What you are asked to do:
Every line below is to be copied exactly, with the pictures left out.

Dataset content:
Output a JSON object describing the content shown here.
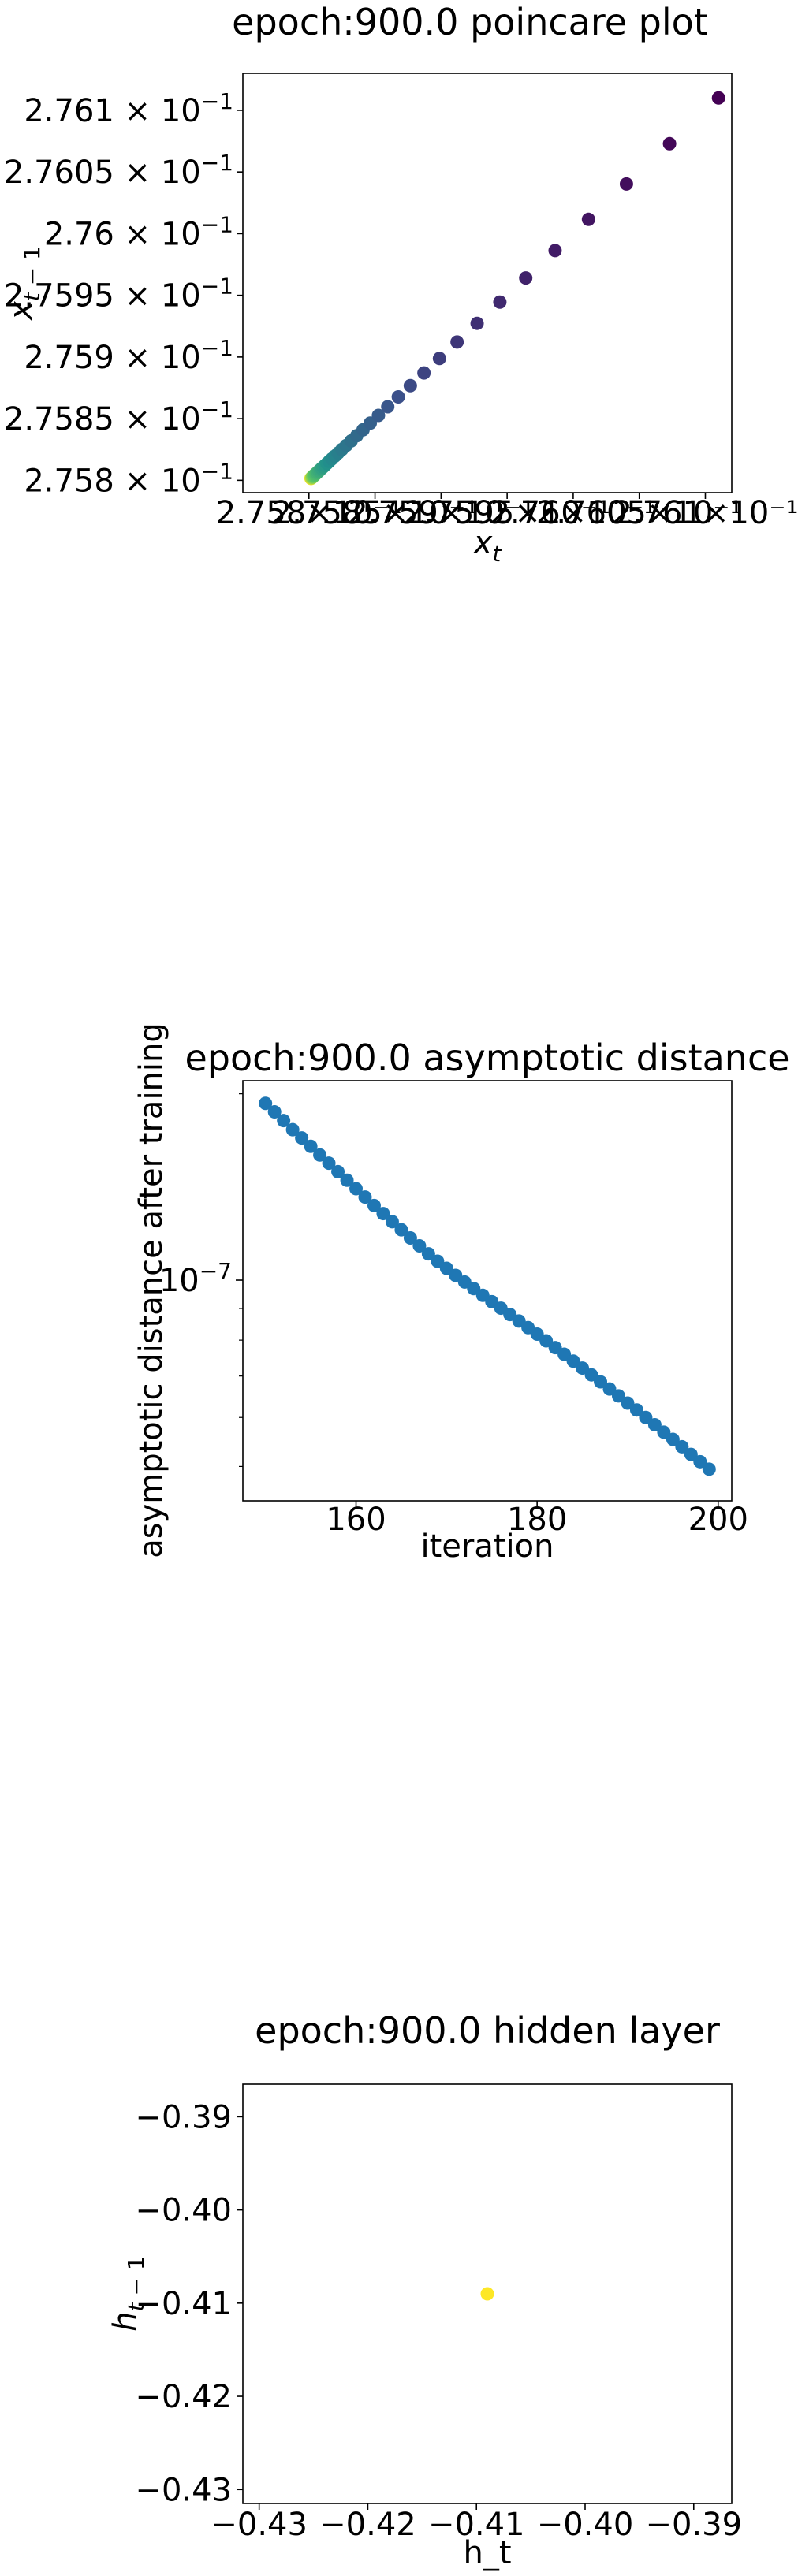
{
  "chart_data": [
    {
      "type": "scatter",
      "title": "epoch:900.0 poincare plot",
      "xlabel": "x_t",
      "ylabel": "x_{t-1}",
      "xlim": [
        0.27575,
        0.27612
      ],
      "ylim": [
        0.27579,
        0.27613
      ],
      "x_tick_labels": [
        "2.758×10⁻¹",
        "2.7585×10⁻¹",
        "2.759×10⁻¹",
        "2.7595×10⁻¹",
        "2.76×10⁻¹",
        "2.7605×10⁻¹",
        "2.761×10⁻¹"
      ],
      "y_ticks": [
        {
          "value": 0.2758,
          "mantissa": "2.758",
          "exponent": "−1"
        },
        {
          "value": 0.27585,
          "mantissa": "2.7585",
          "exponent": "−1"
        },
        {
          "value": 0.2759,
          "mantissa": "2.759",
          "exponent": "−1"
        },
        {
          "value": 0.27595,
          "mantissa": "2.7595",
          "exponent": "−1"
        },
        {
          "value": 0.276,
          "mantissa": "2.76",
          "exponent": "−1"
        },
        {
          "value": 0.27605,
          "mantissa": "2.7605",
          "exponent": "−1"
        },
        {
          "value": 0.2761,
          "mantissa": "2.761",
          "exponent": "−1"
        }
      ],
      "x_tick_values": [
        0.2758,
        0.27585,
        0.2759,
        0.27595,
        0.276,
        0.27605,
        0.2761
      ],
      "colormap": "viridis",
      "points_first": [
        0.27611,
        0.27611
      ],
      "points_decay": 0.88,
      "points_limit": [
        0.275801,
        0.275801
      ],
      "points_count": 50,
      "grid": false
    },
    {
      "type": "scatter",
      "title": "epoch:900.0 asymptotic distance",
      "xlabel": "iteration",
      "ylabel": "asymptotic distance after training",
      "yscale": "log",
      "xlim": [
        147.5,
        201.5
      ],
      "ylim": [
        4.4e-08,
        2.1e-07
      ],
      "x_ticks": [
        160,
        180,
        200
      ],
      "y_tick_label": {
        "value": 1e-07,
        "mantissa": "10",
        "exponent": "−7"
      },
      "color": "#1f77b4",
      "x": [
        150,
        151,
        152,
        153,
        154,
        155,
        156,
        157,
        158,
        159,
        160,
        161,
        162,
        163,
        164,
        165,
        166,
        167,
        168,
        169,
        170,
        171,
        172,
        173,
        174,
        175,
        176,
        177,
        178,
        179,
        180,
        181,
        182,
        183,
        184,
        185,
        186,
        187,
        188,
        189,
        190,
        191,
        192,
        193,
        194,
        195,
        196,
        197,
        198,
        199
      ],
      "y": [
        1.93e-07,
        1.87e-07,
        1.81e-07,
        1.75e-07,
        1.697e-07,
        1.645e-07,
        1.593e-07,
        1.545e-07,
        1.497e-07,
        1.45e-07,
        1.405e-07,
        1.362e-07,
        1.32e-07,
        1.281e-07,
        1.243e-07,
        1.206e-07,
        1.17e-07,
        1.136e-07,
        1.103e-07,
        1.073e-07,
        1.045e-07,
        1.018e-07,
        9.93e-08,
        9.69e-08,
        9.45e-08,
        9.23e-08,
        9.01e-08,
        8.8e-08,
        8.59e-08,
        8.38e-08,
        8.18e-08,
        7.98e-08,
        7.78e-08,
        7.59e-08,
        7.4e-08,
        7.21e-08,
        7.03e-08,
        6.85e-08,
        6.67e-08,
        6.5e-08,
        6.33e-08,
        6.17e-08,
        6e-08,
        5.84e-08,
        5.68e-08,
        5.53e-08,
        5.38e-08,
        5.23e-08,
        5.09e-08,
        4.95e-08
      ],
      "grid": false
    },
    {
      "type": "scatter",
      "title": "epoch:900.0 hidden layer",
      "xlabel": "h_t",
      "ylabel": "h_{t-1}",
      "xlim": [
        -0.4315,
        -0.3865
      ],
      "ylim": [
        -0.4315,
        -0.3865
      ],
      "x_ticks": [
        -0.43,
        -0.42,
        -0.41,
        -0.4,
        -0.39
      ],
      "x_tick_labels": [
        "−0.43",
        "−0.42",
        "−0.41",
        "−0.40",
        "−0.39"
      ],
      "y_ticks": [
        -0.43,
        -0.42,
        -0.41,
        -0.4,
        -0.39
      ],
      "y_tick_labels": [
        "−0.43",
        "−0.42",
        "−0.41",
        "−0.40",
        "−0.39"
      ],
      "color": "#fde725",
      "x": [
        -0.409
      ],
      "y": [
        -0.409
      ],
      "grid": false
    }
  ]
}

Output of the exercise:
Output a JSON object describing the content shown here.
{
  "chart_data": [
    {
      "type": "scatter",
      "title": "epoch:900.0 poincare plot",
      "xlabel": "x_t",
      "ylabel": "x_{t-1}",
      "xlim": [
        0.27575,
        0.27612
      ],
      "ylim": [
        0.27579,
        0.27613
      ],
      "x_tick_labels": [
        "2.758×10⁻¹",
        "2.7585×10⁻¹",
        "2.759×10⁻¹",
        "2.7595×10⁻¹",
        "2.76×10⁻¹",
        "2.7605×10⁻¹",
        "2.761×10⁻¹"
      ],
      "y_ticks": [
        {
          "value": 0.2758,
          "mantissa": "2.758",
          "exponent": "−1"
        },
        {
          "value": 0.27585,
          "mantissa": "2.7585",
          "exponent": "−1"
        },
        {
          "value": 0.2759,
          "mantissa": "2.759",
          "exponent": "−1"
        },
        {
          "value": 0.27595,
          "mantissa": "2.7595",
          "exponent": "−1"
        },
        {
          "value": 0.276,
          "mantissa": "2.76",
          "exponent": "−1"
        },
        {
          "value": 0.27605,
          "mantissa": "2.7605",
          "exponent": "−1"
        },
        {
          "value": 0.2761,
          "mantissa": "2.761",
          "exponent": "−1"
        }
      ],
      "x_tick_values": [
        0.2758,
        0.27585,
        0.2759,
        0.27595,
        0.276,
        0.27605,
        0.2761
      ],
      "colormap": "viridis",
      "points_first": [
        0.27611,
        0.27611
      ],
      "points_decay": 0.88,
      "points_limit": [
        0.275801,
        0.275801
      ],
      "points_count": 50,
      "grid": false
    },
    {
      "type": "scatter",
      "title": "epoch:900.0 asymptotic distance",
      "xlabel": "iteration",
      "ylabel": "asymptotic distance after training",
      "yscale": "log",
      "xlim": [
        147.5,
        201.5
      ],
      "ylim": [
        4.4e-08,
        2.1e-07
      ],
      "x_ticks": [
        160,
        180,
        200
      ],
      "y_tick_label": {
        "value": 1e-07,
        "mantissa": "10",
        "exponent": "−7"
      },
      "color": "#1f77b4",
      "x": [
        150,
        151,
        152,
        153,
        154,
        155,
        156,
        157,
        158,
        159,
        160,
        161,
        162,
        163,
        164,
        165,
        166,
        167,
        168,
        169,
        170,
        171,
        172,
        173,
        174,
        175,
        176,
        177,
        178,
        179,
        180,
        181,
        182,
        183,
        184,
        185,
        186,
        187,
        188,
        189,
        190,
        191,
        192,
        193,
        194,
        195,
        196,
        197,
        198,
        199
      ],
      "y": [
        1.93e-07,
        1.87e-07,
        1.81e-07,
        1.75e-07,
        1.697e-07,
        1.645e-07,
        1.593e-07,
        1.545e-07,
        1.497e-07,
        1.45e-07,
        1.405e-07,
        1.362e-07,
        1.32e-07,
        1.281e-07,
        1.243e-07,
        1.206e-07,
        1.17e-07,
        1.136e-07,
        1.103e-07,
        1.073e-07,
        1.045e-07,
        1.018e-07,
        9.93e-08,
        9.69e-08,
        9.45e-08,
        9.23e-08,
        9.01e-08,
        8.8e-08,
        8.59e-08,
        8.38e-08,
        8.18e-08,
        7.98e-08,
        7.78e-08,
        7.59e-08,
        7.4e-08,
        7.21e-08,
        7.03e-08,
        6.85e-08,
        6.67e-08,
        6.5e-08,
        6.33e-08,
        6.17e-08,
        6e-08,
        5.84e-08,
        5.68e-08,
        5.53e-08,
        5.38e-08,
        5.23e-08,
        5.09e-08,
        4.95e-08
      ],
      "grid": false
    },
    {
      "type": "scatter",
      "title": "epoch:900.0 hidden layer",
      "xlabel": "h_t",
      "ylabel": "h_{t-1}",
      "xlim": [
        -0.4315,
        -0.3865
      ],
      "ylim": [
        -0.4315,
        -0.3865
      ],
      "x_ticks": [
        -0.43,
        -0.42,
        -0.41,
        -0.4,
        -0.39
      ],
      "x_tick_labels": [
        "−0.43",
        "−0.42",
        "−0.41",
        "−0.40",
        "−0.39"
      ],
      "y_ticks": [
        -0.43,
        -0.42,
        -0.41,
        -0.4,
        -0.39
      ],
      "y_tick_labels": [
        "−0.43",
        "−0.42",
        "−0.41",
        "−0.40",
        "−0.39"
      ],
      "color": "#fde725",
      "x": [
        -0.409
      ],
      "y": [
        -0.409
      ],
      "grid": false
    }
  ]
}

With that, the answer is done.